_Required task_: Please give the listing again in its entirety, exactly as written.

_Data shown_:
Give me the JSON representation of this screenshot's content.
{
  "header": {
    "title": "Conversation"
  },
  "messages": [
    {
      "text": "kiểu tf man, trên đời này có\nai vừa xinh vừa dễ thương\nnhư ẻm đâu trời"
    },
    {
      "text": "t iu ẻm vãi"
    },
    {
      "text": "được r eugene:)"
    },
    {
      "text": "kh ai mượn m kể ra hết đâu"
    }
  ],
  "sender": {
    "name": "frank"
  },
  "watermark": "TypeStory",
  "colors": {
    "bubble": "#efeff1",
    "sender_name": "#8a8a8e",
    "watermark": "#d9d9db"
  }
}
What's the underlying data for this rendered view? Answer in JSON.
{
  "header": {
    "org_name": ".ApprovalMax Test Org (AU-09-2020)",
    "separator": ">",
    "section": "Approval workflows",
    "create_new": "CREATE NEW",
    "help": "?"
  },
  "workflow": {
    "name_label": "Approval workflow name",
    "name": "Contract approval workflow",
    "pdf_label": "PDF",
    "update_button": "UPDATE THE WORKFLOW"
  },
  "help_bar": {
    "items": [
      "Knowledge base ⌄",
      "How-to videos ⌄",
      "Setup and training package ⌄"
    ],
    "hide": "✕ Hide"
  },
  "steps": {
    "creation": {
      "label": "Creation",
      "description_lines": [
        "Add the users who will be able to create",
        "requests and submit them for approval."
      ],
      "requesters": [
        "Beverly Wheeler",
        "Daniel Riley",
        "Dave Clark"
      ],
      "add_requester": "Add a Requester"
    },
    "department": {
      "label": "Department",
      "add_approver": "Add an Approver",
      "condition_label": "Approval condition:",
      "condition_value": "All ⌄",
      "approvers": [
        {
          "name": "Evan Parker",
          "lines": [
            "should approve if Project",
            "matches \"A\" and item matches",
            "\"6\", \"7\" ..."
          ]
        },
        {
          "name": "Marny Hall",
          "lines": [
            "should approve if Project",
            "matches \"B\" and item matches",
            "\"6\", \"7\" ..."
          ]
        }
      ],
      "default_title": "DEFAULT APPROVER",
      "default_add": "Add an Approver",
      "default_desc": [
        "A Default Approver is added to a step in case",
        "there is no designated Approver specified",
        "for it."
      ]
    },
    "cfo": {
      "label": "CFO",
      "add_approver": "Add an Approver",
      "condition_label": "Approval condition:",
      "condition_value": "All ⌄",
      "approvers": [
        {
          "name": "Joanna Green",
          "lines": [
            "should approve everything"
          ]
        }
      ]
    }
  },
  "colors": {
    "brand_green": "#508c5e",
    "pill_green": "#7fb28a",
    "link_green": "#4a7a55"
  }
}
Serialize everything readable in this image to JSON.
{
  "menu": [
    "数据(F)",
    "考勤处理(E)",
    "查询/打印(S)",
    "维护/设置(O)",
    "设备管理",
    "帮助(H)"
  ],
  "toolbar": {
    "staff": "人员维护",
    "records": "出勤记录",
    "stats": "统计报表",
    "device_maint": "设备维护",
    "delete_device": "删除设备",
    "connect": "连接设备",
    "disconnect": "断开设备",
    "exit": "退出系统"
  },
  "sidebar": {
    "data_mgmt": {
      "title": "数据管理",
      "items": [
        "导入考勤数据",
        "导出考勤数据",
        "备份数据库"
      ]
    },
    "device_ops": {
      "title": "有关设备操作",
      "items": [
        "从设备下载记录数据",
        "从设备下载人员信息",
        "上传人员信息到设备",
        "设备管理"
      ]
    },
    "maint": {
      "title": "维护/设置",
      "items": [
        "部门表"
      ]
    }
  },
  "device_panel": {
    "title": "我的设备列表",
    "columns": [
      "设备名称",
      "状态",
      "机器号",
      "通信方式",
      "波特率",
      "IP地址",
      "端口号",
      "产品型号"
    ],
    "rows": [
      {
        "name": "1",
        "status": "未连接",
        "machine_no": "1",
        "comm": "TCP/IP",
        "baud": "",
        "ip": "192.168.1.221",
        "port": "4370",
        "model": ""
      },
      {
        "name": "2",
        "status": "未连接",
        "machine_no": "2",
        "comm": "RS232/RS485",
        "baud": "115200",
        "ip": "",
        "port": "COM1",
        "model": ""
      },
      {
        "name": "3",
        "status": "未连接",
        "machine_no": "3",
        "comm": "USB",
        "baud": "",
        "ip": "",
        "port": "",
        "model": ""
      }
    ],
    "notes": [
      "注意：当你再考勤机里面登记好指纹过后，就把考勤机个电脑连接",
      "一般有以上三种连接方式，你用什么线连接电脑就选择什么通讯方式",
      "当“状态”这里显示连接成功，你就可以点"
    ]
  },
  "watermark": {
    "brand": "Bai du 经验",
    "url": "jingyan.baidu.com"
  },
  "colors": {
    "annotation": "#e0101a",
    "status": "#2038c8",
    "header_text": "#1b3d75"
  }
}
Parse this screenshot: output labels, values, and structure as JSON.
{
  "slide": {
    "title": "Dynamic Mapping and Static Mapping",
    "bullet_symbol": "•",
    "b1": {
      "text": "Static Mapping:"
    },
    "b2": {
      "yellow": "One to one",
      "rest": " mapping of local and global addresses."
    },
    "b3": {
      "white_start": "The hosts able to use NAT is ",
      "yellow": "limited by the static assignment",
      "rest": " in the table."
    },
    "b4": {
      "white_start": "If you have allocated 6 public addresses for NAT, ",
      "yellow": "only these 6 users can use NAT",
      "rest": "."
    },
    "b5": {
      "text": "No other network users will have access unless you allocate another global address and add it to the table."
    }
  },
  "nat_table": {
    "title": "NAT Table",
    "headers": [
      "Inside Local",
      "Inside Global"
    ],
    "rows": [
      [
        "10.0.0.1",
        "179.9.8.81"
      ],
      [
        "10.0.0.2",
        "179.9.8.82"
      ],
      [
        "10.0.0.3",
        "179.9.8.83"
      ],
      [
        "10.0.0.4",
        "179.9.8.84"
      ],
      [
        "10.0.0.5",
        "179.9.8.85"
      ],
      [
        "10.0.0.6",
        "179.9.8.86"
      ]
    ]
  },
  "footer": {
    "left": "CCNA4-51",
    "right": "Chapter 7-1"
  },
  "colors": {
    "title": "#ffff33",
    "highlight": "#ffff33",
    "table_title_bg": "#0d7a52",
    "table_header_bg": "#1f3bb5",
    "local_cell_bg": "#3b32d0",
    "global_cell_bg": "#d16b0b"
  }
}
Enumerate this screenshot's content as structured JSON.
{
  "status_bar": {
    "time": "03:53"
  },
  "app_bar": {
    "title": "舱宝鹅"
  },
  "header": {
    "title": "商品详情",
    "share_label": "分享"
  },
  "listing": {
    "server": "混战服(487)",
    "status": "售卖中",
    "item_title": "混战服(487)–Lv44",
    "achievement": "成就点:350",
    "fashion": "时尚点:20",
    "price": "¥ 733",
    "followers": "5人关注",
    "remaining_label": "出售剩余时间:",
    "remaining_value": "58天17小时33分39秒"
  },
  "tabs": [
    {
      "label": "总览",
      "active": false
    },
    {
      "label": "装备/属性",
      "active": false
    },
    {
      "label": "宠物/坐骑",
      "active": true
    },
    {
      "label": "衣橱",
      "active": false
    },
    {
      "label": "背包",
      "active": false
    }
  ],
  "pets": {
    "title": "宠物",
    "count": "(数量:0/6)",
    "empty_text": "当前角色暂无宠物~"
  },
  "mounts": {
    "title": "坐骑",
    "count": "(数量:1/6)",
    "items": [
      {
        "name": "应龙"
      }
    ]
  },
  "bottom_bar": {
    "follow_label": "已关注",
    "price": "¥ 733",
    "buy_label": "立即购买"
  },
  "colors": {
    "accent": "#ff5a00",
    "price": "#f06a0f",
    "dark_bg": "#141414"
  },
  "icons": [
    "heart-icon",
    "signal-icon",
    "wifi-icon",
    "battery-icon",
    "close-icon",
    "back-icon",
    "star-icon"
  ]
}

_Correct result_:
Give me the JSON representation of this screenshot's content.
{
  "header": {
    "title": "Conversation"
  },
  "messages": [
    {
      "text": "kiểu tf man, trên đời này có\nai vừa xinh vừa dễ thương\nnhư ẻm đâu trời"
    },
    {
      "text": "t iu ẻm vãi"
    },
    {
      "text": "được r eugene:)"
    },
    {
      "text": "kh ai mượn m kể ra hết đâu"
    }
  ],
  "sender": {
    "name": "frank"
  },
  "watermark": "TypeStory",
  "colors": {
    "bubble": "#efeff1",
    "sender_name": "#8a8a8e",
    "watermark": "#d9d9db"
  }
}
What's the underlying data for this rendered view? Answer in JSON.
{
  "header": {
    "org_name": ".ApprovalMax Test Org (AU-09-2020)",
    "separator": ">",
    "section": "Approval workflows",
    "create_new": "CREATE NEW",
    "help": "?"
  },
  "workflow": {
    "name_label": "Approval workflow name",
    "name": "Contract approval workflow",
    "pdf_label": "PDF",
    "update_button": "UPDATE THE WORKFLOW"
  },
  "help_bar": {
    "items": [
      "Knowledge base ⌄",
      "How-to videos ⌄",
      "Setup and training package ⌄"
    ],
    "hide": "✕ Hide"
  },
  "steps": {
    "creation": {
      "label": "Creation",
      "description_lines": [
        "Add the users who will be able to create",
        "requests and submit them for approval."
      ],
      "requesters": [
        "Beverly Wheeler",
        "Daniel Riley",
        "Dave Clark"
      ],
      "add_requester": "Add a Requester"
    },
    "department": {
      "label": "Department",
      "add_approver": "Add an Approver",
      "condition_label": "Approval condition:",
      "condition_value": "All ⌄",
      "approvers": [
        {
          "name": "Evan Parker",
          "lines": [
            "should approve if Project",
            "matches \"A\" and item matches",
            "\"6\", \"7\" ..."
          ]
        },
        {
          "name": "Marny Hall",
          "lines": [
            "should approve if Project",
            "matches \"B\" and item matches",
            "\"6\", \"7\" ..."
          ]
        }
      ],
      "default_title": "DEFAULT APPROVER",
      "default_add": "Add an Approver",
      "default_desc": [
        "A Default Approver is added to a step in case",
        "there is no designated Approver specified",
        "for it."
      ]
    },
    "cfo": {
      "label": "CFO",
      "add_approver": "Add an Approver",
      "condition_label": "Approval condition:",
      "condition_value": "All ⌄",
      "approvers": [
        {
          "name": "Joanna Green",
          "lines": [
            "should approve everything"
          ]
        }
      ]
    }
  },
  "colors": {
    "brand_green": "#508c5e",
    "pill_green": "#7fb28a",
    "link_green": "#4a7a55"
  }
}
Serialize everything readable in this image to JSON.
{
  "menu": [
    "数据(F)",
    "考勤处理(E)",
    "查询/打印(S)",
    "维护/设置(O)",
    "设备管理",
    "帮助(H)"
  ],
  "toolbar": {
    "staff": "人员维护",
    "records": "出勤记录",
    "stats": "统计报表",
    "device_maint": "设备维护",
    "delete_device": "删除设备",
    "connect": "连接设备",
    "disconnect": "断开设备",
    "exit": "退出系统"
  },
  "sidebar": {
    "data_mgmt": {
      "title": "数据管理",
      "items": [
        "导入考勤数据",
        "导出考勤数据",
        "备份数据库"
      ]
    },
    "device_ops": {
      "title": "有关设备操作",
      "items": [
        "从设备下载记录数据",
        "从设备下载人员信息",
        "上传人员信息到设备",
        "设备管理"
      ]
    },
    "maint": {
      "title": "维护/设置",
      "items": [
        "部门表"
      ]
    }
  },
  "device_panel": {
    "title": "我的设备列表",
    "columns": [
      "设备名称",
      "状态",
      "机器号",
      "通信方式",
      "波特率",
      "IP地址",
      "端口号",
      "产品型号"
    ],
    "rows": [
      {
        "name": "1",
        "status": "未连接",
        "machine_no": "1",
        "comm": "TCP/IP",
        "baud": "",
        "ip": "192.168.1.221",
        "port": "4370",
        "model": ""
      },
      {
        "name": "2",
        "status": "未连接",
        "machine_no": "2",
        "comm": "RS232/RS485",
        "baud": "115200",
        "ip": "",
        "port": "COM1",
        "model": ""
      },
      {
        "name": "3",
        "status": "未连接",
        "machine_no": "3",
        "comm": "USB",
        "baud": "",
        "ip": "",
        "port": "",
        "model": ""
      }
    ],
    "notes": [
      "注意：当你再考勤机里面登记好指纹过后，就把考勤机个电脑连接",
      "一般有以上三种连接方式，你用什么线连接电脑就选择什么通讯方式",
      "当“状态”这里显示连接成功，你就可以点"
    ]
  },
  "watermark": {
    "brand": "Bai du 经验",
    "url": "jingyan.baidu.com"
  },
  "colors": {
    "annotation": "#e0101a",
    "status": "#2038c8",
    "header_text": "#1b3d75"
  }
}
Parse this screenshot: output labels, values, and structure as JSON.
{
  "slide": {
    "title": "Dynamic Mapping and Static Mapping",
    "bullet_symbol": "•",
    "b1": {
      "text": "Static Mapping:"
    },
    "b2": {
      "yellow": "One to one",
      "rest": " mapping of local and global addresses."
    },
    "b3": {
      "white_start": "The hosts able to use NAT is ",
      "yellow": "limited by the static assignment",
      "rest": " in the table."
    },
    "b4": {
      "white_start": "If you have allocated 6 public addresses for NAT, ",
      "yellow": "only these 6 users can use NAT",
      "rest": "."
    },
    "b5": {
      "text": "No other network users will have access unless you allocate another global address and add it to the table."
    }
  },
  "nat_table": {
    "title": "NAT Table",
    "headers": [
      "Inside Local",
      "Inside Global"
    ],
    "rows": [
      [
        "10.0.0.1",
        "179.9.8.81"
      ],
      [
        "10.0.0.2",
        "179.9.8.82"
      ],
      [
        "10.0.0.3",
        "179.9.8.83"
      ],
      [
        "10.0.0.4",
        "179.9.8.84"
      ],
      [
        "10.0.0.5",
        "179.9.8.85"
      ],
      [
        "10.0.0.6",
        "179.9.8.86"
      ]
    ]
  },
  "footer": {
    "left": "CCNA4-51",
    "right": "Chapter 7-1"
  },
  "colors": {
    "title": "#ffff33",
    "highlight": "#ffff33",
    "table_title_bg": "#0d7a52",
    "table_header_bg": "#1f3bb5",
    "local_cell_bg": "#3b32d0",
    "global_cell_bg": "#d16b0b"
  }
}
Enumerate this screenshot's content as structured JSON.
{
  "status_bar": {
    "time": "03:53"
  },
  "app_bar": {
    "title": "舱宝鹅"
  },
  "header": {
    "title": "商品详情",
    "share_label": "分享"
  },
  "listing": {
    "server": "混战服(487)",
    "status": "售卖中",
    "item_title": "混战服(487)–Lv44",
    "achievement": "成就点:350",
    "fashion": "时尚点:20",
    "price": "¥ 733",
    "followers": "5人关注",
    "remaining_label": "出售剩余时间:",
    "remaining_value": "58天17小时33分39秒"
  },
  "tabs": [
    {
      "label": "总览",
      "active": false
    },
    {
      "label": "装备/属性",
      "active": false
    },
    {
      "label": "宠物/坐骑",
      "active": true
    },
    {
      "label": "衣橱",
      "active": false
    },
    {
      "label": "背包",
      "active": false
    }
  ],
  "pets": {
    "title": "宠物",
    "count": "(数量:0/6)",
    "empty_text": "当前角色暂无宠物~"
  },
  "mounts": {
    "title": "坐骑",
    "count": "(数量:1/6)",
    "items": [
      {
        "name": "应龙"
      }
    ]
  },
  "bottom_bar": {
    "follow_label": "已关注",
    "price": "¥ 733",
    "buy_label": "立即购买"
  },
  "colors": {
    "accent": "#ff5a00",
    "price": "#f06a0f",
    "dark_bg": "#141414"
  },
  "icons": [
    "heart-icon",
    "signal-icon",
    "wifi-icon",
    "battery-icon",
    "close-icon",
    "back-icon",
    "star-icon"
  ]
}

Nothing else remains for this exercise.